Write out each line from the data below that includes the word "رسمی".

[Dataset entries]
____

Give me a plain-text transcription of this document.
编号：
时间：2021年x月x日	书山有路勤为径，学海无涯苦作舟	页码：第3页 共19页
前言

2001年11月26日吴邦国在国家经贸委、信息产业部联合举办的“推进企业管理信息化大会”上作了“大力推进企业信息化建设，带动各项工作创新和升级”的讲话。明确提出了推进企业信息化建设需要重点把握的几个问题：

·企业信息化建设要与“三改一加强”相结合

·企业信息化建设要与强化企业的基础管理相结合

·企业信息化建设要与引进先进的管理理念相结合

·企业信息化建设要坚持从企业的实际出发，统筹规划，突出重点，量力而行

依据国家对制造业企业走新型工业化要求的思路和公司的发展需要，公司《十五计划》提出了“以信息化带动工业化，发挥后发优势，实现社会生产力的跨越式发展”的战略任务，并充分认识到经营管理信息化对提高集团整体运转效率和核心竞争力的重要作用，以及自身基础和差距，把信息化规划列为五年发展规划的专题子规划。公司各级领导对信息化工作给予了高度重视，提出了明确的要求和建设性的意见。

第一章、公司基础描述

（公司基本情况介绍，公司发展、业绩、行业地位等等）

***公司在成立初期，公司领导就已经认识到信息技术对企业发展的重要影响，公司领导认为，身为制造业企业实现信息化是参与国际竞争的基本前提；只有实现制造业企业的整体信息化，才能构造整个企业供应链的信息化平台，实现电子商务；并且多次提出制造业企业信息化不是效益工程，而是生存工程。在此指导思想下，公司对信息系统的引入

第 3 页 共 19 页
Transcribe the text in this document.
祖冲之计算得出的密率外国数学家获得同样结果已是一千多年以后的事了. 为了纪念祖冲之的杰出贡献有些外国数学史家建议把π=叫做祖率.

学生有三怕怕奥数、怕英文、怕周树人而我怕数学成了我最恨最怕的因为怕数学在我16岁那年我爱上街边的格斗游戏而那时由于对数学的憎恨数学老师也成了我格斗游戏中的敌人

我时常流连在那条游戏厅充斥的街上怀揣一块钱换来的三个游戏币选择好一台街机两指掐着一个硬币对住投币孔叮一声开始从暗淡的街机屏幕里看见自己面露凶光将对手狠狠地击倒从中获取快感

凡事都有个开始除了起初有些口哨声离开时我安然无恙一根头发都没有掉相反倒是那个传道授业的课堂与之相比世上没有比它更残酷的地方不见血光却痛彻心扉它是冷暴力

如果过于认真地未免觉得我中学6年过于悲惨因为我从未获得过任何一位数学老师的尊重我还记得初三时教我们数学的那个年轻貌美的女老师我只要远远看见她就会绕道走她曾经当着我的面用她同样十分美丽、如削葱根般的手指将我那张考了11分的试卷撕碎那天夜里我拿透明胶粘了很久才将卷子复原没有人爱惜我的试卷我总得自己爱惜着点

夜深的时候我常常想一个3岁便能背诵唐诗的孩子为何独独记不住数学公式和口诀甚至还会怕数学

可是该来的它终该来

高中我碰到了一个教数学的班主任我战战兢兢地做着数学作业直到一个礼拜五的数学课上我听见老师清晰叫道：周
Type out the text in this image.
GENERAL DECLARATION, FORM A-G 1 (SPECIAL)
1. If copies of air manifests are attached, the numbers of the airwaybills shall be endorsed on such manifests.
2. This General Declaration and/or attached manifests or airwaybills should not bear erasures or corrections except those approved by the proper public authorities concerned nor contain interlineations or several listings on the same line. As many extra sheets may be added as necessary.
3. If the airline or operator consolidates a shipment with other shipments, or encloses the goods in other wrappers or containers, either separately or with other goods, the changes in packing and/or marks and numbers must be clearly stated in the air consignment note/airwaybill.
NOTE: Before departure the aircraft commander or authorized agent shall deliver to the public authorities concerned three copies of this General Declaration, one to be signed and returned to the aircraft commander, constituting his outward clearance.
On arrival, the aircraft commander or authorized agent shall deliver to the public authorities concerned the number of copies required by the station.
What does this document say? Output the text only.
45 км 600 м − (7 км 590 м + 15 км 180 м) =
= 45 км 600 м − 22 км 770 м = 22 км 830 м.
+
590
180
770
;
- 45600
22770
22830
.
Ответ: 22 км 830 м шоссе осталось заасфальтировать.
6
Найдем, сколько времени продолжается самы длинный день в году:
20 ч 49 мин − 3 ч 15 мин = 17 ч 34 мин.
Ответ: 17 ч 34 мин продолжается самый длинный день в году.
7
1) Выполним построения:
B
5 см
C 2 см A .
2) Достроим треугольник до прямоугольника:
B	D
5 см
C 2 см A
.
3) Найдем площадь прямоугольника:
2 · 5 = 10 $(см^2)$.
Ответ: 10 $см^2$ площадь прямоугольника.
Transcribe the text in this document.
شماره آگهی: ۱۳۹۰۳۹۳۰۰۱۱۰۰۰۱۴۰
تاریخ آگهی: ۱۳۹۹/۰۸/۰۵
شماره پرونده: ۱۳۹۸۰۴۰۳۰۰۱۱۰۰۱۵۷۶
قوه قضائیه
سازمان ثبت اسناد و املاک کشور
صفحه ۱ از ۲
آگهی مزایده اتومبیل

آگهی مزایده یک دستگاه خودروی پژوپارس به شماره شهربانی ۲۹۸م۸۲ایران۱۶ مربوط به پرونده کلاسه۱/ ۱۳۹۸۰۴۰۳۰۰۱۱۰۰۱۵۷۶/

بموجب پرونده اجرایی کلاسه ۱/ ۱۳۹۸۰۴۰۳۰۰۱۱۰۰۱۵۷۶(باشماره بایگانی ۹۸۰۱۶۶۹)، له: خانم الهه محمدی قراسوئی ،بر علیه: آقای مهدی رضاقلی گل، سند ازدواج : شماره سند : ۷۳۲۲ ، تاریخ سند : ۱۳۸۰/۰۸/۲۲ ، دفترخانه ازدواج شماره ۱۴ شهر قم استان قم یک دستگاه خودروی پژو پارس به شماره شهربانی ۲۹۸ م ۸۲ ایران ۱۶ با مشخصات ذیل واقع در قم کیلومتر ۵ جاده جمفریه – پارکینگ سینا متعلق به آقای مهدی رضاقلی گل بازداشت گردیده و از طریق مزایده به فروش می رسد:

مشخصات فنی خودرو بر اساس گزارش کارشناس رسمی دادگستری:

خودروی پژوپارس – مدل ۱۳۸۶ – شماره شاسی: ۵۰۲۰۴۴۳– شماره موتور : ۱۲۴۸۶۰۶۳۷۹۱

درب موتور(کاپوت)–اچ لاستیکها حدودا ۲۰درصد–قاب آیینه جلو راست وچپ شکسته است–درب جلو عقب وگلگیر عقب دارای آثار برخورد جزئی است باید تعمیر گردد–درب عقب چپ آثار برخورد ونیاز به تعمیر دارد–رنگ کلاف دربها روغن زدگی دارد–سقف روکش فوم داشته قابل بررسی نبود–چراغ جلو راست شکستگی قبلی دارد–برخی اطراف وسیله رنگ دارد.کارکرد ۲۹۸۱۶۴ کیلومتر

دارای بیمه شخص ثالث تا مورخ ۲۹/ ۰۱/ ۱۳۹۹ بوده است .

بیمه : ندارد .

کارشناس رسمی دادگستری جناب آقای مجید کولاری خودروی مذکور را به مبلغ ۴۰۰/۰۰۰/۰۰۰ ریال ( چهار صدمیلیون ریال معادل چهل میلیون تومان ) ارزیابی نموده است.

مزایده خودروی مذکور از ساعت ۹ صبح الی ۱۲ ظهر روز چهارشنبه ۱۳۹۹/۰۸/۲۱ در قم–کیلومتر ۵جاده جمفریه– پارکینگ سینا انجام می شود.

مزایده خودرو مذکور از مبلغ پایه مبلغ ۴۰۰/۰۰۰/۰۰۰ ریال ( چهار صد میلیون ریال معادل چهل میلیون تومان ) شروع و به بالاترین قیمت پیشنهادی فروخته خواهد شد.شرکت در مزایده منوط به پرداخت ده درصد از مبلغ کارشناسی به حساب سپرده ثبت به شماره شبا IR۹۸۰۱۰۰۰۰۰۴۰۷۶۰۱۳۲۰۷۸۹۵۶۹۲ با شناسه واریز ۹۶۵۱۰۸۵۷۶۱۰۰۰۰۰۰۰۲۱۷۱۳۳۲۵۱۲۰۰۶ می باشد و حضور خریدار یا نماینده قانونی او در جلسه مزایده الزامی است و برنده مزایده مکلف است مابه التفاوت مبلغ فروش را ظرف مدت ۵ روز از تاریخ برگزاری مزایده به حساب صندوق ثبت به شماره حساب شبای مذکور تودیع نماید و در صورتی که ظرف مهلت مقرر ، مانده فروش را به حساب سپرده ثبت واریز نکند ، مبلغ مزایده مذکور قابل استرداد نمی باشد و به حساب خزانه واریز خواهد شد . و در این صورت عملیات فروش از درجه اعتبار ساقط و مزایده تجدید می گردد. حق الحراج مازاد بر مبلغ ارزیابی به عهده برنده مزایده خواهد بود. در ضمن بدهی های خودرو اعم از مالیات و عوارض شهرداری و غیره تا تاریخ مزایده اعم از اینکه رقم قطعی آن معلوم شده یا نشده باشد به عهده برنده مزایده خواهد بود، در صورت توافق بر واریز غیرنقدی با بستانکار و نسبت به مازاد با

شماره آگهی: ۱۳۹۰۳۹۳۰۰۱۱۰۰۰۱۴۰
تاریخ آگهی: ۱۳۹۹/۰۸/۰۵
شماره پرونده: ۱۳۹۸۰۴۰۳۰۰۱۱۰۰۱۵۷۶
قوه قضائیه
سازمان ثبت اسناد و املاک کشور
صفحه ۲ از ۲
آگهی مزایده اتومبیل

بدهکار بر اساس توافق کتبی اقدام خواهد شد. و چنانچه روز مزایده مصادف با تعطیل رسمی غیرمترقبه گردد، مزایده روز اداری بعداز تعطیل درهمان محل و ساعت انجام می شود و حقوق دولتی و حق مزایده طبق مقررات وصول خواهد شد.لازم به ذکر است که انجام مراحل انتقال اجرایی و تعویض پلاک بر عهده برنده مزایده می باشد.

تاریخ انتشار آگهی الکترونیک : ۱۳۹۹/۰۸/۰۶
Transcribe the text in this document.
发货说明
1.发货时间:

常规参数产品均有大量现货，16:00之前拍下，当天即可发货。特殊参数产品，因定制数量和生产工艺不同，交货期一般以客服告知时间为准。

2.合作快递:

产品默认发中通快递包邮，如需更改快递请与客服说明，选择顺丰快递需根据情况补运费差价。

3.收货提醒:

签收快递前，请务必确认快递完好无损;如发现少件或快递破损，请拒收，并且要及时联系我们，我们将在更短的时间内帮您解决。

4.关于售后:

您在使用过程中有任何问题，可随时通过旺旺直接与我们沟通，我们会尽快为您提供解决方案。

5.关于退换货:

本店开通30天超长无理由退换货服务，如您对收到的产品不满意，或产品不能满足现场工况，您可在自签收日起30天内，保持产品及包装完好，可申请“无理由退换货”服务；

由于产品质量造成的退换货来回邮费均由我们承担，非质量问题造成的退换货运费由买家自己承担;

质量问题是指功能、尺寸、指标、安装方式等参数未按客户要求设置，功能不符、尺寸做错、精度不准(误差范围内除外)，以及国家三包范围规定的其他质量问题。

____

» **The solution**
مشخصات فنی خودرو بر اساس گزارش کارشناس رسمی دادگستری:
کارشناس رسمی دادگستری جناب آقای مجید کولاری خودروی مذکور را به مبلغ ۴۰۰/۰۰۰/۰۰۰ ریال ( چهار صدمیلیون ریال معادل چهل میلیون تومان ) ارزیابی نموده است.
بدهکار بر اساس توافق کتبی اقدام خواهد شد. و چنانچه روز مزایده مصادف با تعطیل رسمی غیرمترقبه گردد، مزایده روز اداری بعداز تعطیل درهمان محل و ساعت انجام می شود و حقوق دولتی و حق مزایده طبق مقررات وصول خواهد شد.لازم به ذکر است که انجام مراحل انتقال اجرایی و تعویض پلاک بر عهده برنده مزایده می باشد.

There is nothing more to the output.